-------- RECORDS FOR THE EXERCISE

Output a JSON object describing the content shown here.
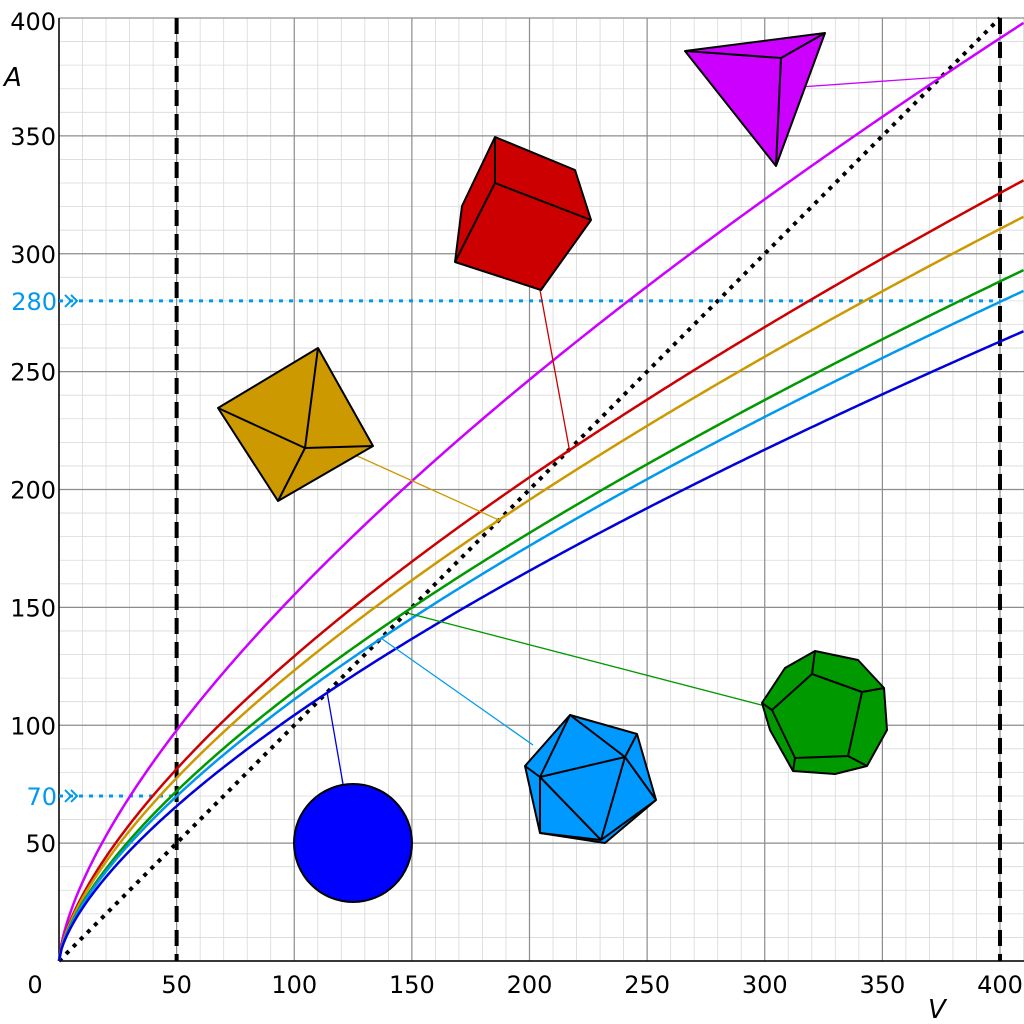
{
  "chart_data": {
    "type": "line",
    "xlabel": "V",
    "ylabel": "A",
    "xlim": [
      0,
      400
    ],
    "ylim": [
      0,
      400
    ],
    "grid": true,
    "x_ticks": [
      "0",
      "50",
      "100",
      "150",
      "200",
      "250",
      "300",
      "350",
      "400"
    ],
    "y_ticks": [
      "50",
      "100",
      "150",
      "200",
      "250",
      "300",
      "350",
      "400"
    ],
    "series": [
      {
        "shape": "tetrahedron",
        "color": "#cc00ff",
        "k": 7.21,
        "x": [
          0,
          50,
          100,
          150,
          200,
          250,
          300,
          350,
          400
        ],
        "y": [
          0,
          99.7,
          158.2,
          207.4,
          251.2,
          291.6,
          329.3,
          365.0,
          398.8
        ]
      },
      {
        "shape": "cube",
        "color": "#cc0000",
        "k": 6.0,
        "x": [
          0,
          50,
          100,
          150,
          200,
          250,
          300,
          350,
          400
        ],
        "y": [
          0,
          81.4,
          129.2,
          169.4,
          205.2,
          238.2,
          269.0,
          298.2,
          325.8
        ]
      },
      {
        "shape": "octahedron",
        "color": "#cc9900",
        "k": 5.72,
        "x": [
          0,
          50,
          100,
          150,
          200,
          250,
          300,
          350,
          400
        ],
        "y": [
          0,
          77.6,
          123.2,
          161.4,
          195.6,
          227.1,
          256.4,
          284.3,
          310.6
        ]
      },
      {
        "shape": "dodecahedron",
        "color": "#009900",
        "k": 5.31,
        "x": [
          0,
          50,
          100,
          150,
          200,
          250,
          300,
          350,
          400
        ],
        "y": [
          0,
          72.1,
          114.4,
          149.9,
          181.6,
          210.7,
          238.1,
          263.9,
          288.4
        ]
      },
      {
        "shape": "icosahedron",
        "color": "#0099ee",
        "k": 5.15,
        "x": [
          0,
          50,
          100,
          150,
          200,
          250,
          300,
          350,
          400
        ],
        "y": [
          0,
          69.9,
          110.9,
          145.3,
          176.1,
          204.4,
          230.8,
          255.9,
          279.6
        ]
      },
      {
        "shape": "sphere",
        "color": "#0000dd",
        "k": 4.84,
        "x": [
          0,
          50,
          100,
          150,
          200,
          250,
          300,
          350,
          400
        ],
        "y": [
          0,
          65.7,
          104.3,
          136.6,
          165.5,
          192.1,
          217.0,
          240.5,
          262.8
        ]
      }
    ],
    "reference_lines": [
      {
        "kind": "diagonal",
        "style": "dotted",
        "color": "#000000",
        "from": [
          0,
          0
        ],
        "to": [
          400,
          400
        ]
      },
      {
        "kind": "vertical",
        "style": "dashed",
        "color": "#000000",
        "x": 50
      },
      {
        "kind": "vertical",
        "style": "dashed",
        "color": "#000000",
        "x": 400
      },
      {
        "kind": "horizontal",
        "style": "dotted",
        "color": "#0099ee",
        "y": 280,
        "label": "280"
      },
      {
        "kind": "horizontal",
        "style": "dotted",
        "color": "#0099ee",
        "y": 70,
        "label": "70"
      }
    ]
  }
}
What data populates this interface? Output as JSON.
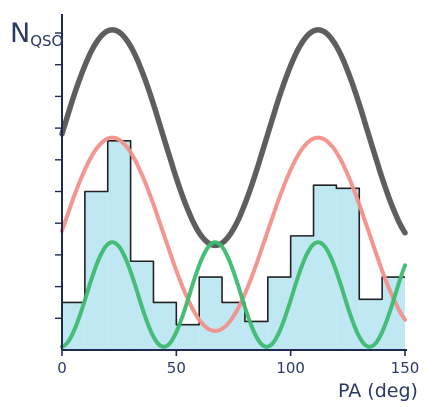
{
  "chart_data": {
    "type": "area",
    "title": "",
    "xlabel": "PA (deg)",
    "ylabel": "N_QSO",
    "ylabel_main": "N",
    "ylabel_sub": "QSO",
    "xlim": [
      0,
      150
    ],
    "ylim": [
      0,
      10.6
    ],
    "x_ticks": [
      0,
      50,
      100,
      150
    ],
    "x_tick_labels": [
      "0",
      "50",
      "100",
      "150"
    ],
    "y_ticks": [
      1,
      2,
      3,
      4,
      5,
      6,
      7,
      8,
      9,
      10
    ],
    "grid": false,
    "legend": "none",
    "histogram": {
      "name": "",
      "bin_edges": [
        0,
        10,
        20,
        30,
        40,
        50,
        60,
        70,
        80,
        90,
        100,
        110,
        120,
        130,
        140,
        150
      ],
      "counts": [
        1.5,
        5.0,
        6.6,
        2.8,
        1.5,
        0.8,
        2.3,
        1.5,
        0.9,
        2.3,
        3.6,
        5.2,
        5.1,
        1.6,
        2.3
      ],
      "color": "#bfe8f2",
      "edge_color": "#222222"
    },
    "series": [
      {
        "name": "",
        "color": "#555555",
        "width": 5.5,
        "x": [],
        "y": []
      },
      {
        "name": "",
        "color": "#f2908a",
        "width": 4,
        "x": [],
        "y": []
      },
      {
        "name": "",
        "color": "#3cbb70",
        "width": 4,
        "x": [],
        "y": []
      }
    ],
    "model": {
      "period": 90,
      "peak_positions": [
        22,
        111
      ]
    }
  }
}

----------------

* _WORK TO BE COMPLETED_: Report every line containing the word "JSON" from the listing above.

* _PROBLEM SOLUTION_:
Output a JSON object describing the content shown here.
What data populates this interface? Output as JSON.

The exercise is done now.